(Collected data entries)
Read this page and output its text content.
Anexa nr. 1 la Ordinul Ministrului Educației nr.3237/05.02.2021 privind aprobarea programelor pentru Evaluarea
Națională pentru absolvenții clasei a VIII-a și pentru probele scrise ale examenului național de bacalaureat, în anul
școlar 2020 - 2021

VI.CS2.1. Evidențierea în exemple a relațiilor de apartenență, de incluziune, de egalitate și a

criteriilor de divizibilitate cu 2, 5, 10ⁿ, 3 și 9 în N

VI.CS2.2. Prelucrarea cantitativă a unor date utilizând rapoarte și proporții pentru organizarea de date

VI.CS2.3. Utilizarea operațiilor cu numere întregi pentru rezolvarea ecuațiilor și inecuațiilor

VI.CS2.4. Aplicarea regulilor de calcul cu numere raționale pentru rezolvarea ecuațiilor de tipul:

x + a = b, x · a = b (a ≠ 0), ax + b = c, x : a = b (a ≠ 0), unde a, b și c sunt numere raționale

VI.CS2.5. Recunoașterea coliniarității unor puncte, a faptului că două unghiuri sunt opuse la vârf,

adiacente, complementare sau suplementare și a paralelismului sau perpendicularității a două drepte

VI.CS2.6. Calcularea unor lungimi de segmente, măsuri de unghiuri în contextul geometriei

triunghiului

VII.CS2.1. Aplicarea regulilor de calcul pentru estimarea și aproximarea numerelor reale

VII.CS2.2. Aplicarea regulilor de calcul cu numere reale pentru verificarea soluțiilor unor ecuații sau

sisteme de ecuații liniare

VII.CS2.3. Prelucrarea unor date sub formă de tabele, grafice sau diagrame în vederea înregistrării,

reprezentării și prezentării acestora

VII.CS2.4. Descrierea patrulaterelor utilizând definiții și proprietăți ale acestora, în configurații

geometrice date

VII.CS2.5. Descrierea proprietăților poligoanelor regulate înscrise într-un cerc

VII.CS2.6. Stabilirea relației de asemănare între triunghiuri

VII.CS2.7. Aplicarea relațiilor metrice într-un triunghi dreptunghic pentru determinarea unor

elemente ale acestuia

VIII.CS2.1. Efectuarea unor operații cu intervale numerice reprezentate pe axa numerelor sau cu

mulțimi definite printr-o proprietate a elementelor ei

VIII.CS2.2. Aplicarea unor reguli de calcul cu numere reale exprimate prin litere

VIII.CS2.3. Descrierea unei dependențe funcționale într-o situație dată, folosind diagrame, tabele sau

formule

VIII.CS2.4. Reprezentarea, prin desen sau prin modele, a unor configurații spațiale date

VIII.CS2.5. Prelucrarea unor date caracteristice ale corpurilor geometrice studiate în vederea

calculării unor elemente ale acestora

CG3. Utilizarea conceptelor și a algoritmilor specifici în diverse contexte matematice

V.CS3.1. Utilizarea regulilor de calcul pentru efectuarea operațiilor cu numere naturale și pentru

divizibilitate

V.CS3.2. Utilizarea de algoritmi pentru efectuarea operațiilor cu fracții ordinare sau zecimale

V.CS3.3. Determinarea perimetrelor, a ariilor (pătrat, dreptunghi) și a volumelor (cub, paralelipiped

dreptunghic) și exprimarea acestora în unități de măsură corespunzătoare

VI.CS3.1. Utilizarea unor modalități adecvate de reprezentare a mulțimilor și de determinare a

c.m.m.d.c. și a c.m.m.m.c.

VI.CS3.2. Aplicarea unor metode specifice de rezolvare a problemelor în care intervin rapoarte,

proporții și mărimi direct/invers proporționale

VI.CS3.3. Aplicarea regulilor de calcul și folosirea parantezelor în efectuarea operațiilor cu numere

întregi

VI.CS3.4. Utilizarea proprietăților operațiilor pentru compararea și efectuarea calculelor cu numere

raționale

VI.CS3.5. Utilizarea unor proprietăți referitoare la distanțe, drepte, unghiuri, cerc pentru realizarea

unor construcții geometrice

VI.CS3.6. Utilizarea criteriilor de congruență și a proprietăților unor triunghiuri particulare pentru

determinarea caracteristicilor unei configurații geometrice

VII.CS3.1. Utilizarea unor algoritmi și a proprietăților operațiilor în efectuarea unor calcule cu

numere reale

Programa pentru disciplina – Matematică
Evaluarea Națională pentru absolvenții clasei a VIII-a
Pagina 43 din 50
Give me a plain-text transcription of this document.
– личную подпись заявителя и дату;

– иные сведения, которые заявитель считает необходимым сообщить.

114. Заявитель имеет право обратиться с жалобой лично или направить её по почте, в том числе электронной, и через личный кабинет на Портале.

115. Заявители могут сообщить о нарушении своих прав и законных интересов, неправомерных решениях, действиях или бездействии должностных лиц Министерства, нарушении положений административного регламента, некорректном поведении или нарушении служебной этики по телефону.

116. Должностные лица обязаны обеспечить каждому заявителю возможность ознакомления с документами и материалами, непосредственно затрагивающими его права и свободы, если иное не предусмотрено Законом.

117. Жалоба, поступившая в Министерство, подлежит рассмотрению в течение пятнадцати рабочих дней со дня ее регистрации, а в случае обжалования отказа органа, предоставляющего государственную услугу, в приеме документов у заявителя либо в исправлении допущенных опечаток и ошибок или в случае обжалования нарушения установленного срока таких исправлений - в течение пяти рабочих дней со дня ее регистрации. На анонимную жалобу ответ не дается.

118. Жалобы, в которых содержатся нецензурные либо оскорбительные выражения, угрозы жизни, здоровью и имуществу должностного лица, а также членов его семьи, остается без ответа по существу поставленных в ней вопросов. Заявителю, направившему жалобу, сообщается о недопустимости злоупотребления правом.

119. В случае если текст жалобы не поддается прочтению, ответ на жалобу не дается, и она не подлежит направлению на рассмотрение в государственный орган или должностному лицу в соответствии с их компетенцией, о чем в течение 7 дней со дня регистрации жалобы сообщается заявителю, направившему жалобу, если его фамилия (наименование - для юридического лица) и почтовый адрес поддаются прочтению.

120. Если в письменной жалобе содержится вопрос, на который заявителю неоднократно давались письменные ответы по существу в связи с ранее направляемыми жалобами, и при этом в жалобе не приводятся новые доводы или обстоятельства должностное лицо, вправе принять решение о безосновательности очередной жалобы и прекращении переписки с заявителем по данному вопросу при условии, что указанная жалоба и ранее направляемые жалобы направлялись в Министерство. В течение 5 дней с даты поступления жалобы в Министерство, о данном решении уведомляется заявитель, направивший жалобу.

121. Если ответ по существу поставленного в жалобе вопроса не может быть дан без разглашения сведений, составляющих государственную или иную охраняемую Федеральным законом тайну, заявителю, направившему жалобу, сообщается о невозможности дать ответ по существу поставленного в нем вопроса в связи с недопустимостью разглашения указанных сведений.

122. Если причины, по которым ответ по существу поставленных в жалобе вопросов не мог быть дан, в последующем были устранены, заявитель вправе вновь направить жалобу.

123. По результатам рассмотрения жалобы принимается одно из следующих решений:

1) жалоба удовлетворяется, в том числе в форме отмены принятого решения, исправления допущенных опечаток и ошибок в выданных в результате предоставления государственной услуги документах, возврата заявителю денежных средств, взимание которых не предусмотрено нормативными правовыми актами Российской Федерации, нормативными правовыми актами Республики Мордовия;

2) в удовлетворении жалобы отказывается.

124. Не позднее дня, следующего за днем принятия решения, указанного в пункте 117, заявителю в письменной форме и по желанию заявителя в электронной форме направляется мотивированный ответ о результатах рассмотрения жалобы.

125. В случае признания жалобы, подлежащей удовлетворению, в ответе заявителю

● **INSTRUCTIONS FOR THE TASK**
Write out every entry again exactly, please, with nothing missing.

● **WRITTEN RESPONSE**
Read this page and output its text content.
Anexa nr. 1 la Ordinul Ministrului Educației nr.3237/05.02.2021 privind aprobarea programelor pentru Evaluarea
Națională pentru absolvenții clasei a VIII-a și pentru probele scrise ale examenului național de bacalaureat, în anul
școlar 2020 - 2021

VI.CS2.1. Evidențierea în exemple a relațiilor de apartenență, de incluziune, de egalitate și a

criteriilor de divizibilitate cu 2, 5, 10ⁿ, 3 și 9 în N

VI.CS2.2. Prelucrarea cantitativă a unor date utilizând rapoarte și proporții pentru organizarea de date

VI.CS2.3. Utilizarea operațiilor cu numere întregi pentru rezolvarea ecuațiilor și inecuațiilor

VI.CS2.4. Aplicarea regulilor de calcul cu numere raționale pentru rezolvarea ecuațiilor de tipul:

x + a = b, x · a = b (a ≠ 0), ax + b = c, x : a = b (a ≠ 0), unde a, b și c sunt numere raționale

VI.CS2.5. Recunoașterea coliniarității unor puncte, a faptului că două unghiuri sunt opuse la vârf,

adiacente, complementare sau suplementare și a paralelismului sau perpendicularității a două drepte

VI.CS2.6. Calcularea unor lungimi de segmente, măsuri de unghiuri în contextul geometriei

triunghiului

VII.CS2.1. Aplicarea regulilor de calcul pentru estimarea și aproximarea numerelor reale

VII.CS2.2. Aplicarea regulilor de calcul cu numere reale pentru verificarea soluțiilor unor ecuații sau

sisteme de ecuații liniare

VII.CS2.3. Prelucrarea unor date sub formă de tabele, grafice sau diagrame în vederea înregistrării,

reprezentării și prezentării acestora

VII.CS2.4. Descrierea patrulaterelor utilizând definiții și proprietăți ale acestora, în configurații

geometrice date

VII.CS2.5. Descrierea proprietăților poligoanelor regulate înscrise într-un cerc

VII.CS2.6. Stabilirea relației de asemănare între triunghiuri

VII.CS2.7. Aplicarea relațiilor metrice într-un triunghi dreptunghic pentru determinarea unor

elemente ale acestuia

VIII.CS2.1. Efectuarea unor operații cu intervale numerice reprezentate pe axa numerelor sau cu

mulțimi definite printr-o proprietate a elementelor ei

VIII.CS2.2. Aplicarea unor reguli de calcul cu numere reale exprimate prin litere

VIII.CS2.3. Descrierea unei dependențe funcționale într-o situație dată, folosind diagrame, tabele sau

formule

VIII.CS2.4. Reprezentarea, prin desen sau prin modele, a unor configurații spațiale date

VIII.CS2.5. Prelucrarea unor date caracteristice ale corpurilor geometrice studiate în vederea

calculării unor elemente ale acestora

CG3. Utilizarea conceptelor și a algoritmilor specifici în diverse contexte matematice

V.CS3.1. Utilizarea regulilor de calcul pentru efectuarea operațiilor cu numere naturale și pentru

divizibilitate

V.CS3.2. Utilizarea de algoritmi pentru efectuarea operațiilor cu fracții ordinare sau zecimale

V.CS3.3. Determinarea perimetrelor, a ariilor (pătrat, dreptunghi) și a volumelor (cub, paralelipiped

dreptunghic) și exprimarea acestora în unități de măsură corespunzătoare

VI.CS3.1. Utilizarea unor modalități adecvate de reprezentare a mulțimilor și de determinare a

c.m.m.d.c. și a c.m.m.m.c.

VI.CS3.2. Aplicarea unor metode specifice de rezolvare a problemelor în care intervin rapoarte,

proporții și mărimi direct/invers proporționale

VI.CS3.3. Aplicarea regulilor de calcul și folosirea parantezelor în efectuarea operațiilor cu numere

întregi

VI.CS3.4. Utilizarea proprietăților operațiilor pentru compararea și efectuarea calculelor cu numere

raționale

VI.CS3.5. Utilizarea unor proprietăți referitoare la distanțe, drepte, unghiuri, cerc pentru realizarea

unor construcții geometrice

VI.CS3.6. Utilizarea criteriilor de congruență și a proprietăților unor triunghiuri particulare pentru

determinarea caracteristicilor unei configurații geometrice

VII.CS3.1. Utilizarea unor algoritmi și a proprietăților operațiilor în efectuarea unor calcule cu

numere reale

Programa pentru disciplina – Matematică
Evaluarea Națională pentru absolvenții clasei a VIII-a
Pagina 43 din 50
Give me a plain-text transcription of this document.
– личную подпись заявителя и дату;

– иные сведения, которые заявитель считает необходимым сообщить.

114. Заявитель имеет право обратиться с жалобой лично или направить её по почте, в том числе электронной, и через личный кабинет на Портале.

115. Заявители могут сообщить о нарушении своих прав и законных интересов, неправомерных решениях, действиях или бездействии должностных лиц Министерства, нарушении положений административного регламента, некорректном поведении или нарушении служебной этики по телефону.

116. Должностные лица обязаны обеспечить каждому заявителю возможность ознакомления с документами и материалами, непосредственно затрагивающими его права и свободы, если иное не предусмотрено Законом.

117. Жалоба, поступившая в Министерство, подлежит рассмотрению в течение пятнадцати рабочих дней со дня ее регистрации, а в случае обжалования отказа органа, предоставляющего государственную услугу, в приеме документов у заявителя либо в исправлении допущенных опечаток и ошибок или в случае обжалования нарушения установленного срока таких исправлений - в течение пяти рабочих дней со дня ее регистрации. На анонимную жалобу ответ не дается.

118. Жалобы, в которых содержатся нецензурные либо оскорбительные выражения, угрозы жизни, здоровью и имуществу должностного лица, а также членов его семьи, остается без ответа по существу поставленных в ней вопросов. Заявителю, направившему жалобу, сообщается о недопустимости злоупотребления правом.

119. В случае если текст жалобы не поддается прочтению, ответ на жалобу не дается, и она не подлежит направлению на рассмотрение в государственный орган или должностному лицу в соответствии с их компетенцией, о чем в течение 7 дней со дня регистрации жалобы сообщается заявителю, направившему жалобу, если его фамилия (наименование - для юридического лица) и почтовый адрес поддаются прочтению.

120. Если в письменной жалобе содержится вопрос, на который заявителю неоднократно давались письменные ответы по существу в связи с ранее направляемыми жалобами, и при этом в жалобе не приводятся новые доводы или обстоятельства должностное лицо, вправе принять решение о безосновательности очередной жалобы и прекращении переписки с заявителем по данному вопросу при условии, что указанная жалоба и ранее направляемые жалобы направлялись в Министерство. В течение 5 дней с даты поступления жалобы в Министерство, о данном решении уведомляется заявитель, направивший жалобу.

121. Если ответ по существу поставленного в жалобе вопроса не может быть дан без разглашения сведений, составляющих государственную или иную охраняемую Федеральным законом тайну, заявителю, направившему жалобу, сообщается о невозможности дать ответ по существу поставленного в нем вопроса в связи с недопустимостью разглашения указанных сведений.

122. Если причины, по которым ответ по существу поставленных в жалобе вопросов не мог быть дан, в последующем были устранены, заявитель вправе вновь направить жалобу.

123. По результатам рассмотрения жалобы принимается одно из следующих решений:

1) жалоба удовлетворяется, в том числе в форме отмены принятого решения, исправления допущенных опечаток и ошибок в выданных в результате предоставления государственной услуги документах, возврата заявителю денежных средств, взимание которых не предусмотрено нормативными правовыми актами Российской Федерации, нормативными правовыми актами Республики Мордовия;

2) в удовлетворении жалобы отказывается.

124. Не позднее дня, следующего за днем принятия решения, указанного в пункте 117, заявителю в письменной форме и по желанию заявителя в электронной форме направляется мотивированный ответ о результатах рассмотрения жалобы.

125. В случае признания жалобы, подлежащей удовлетворению, в ответе заявителю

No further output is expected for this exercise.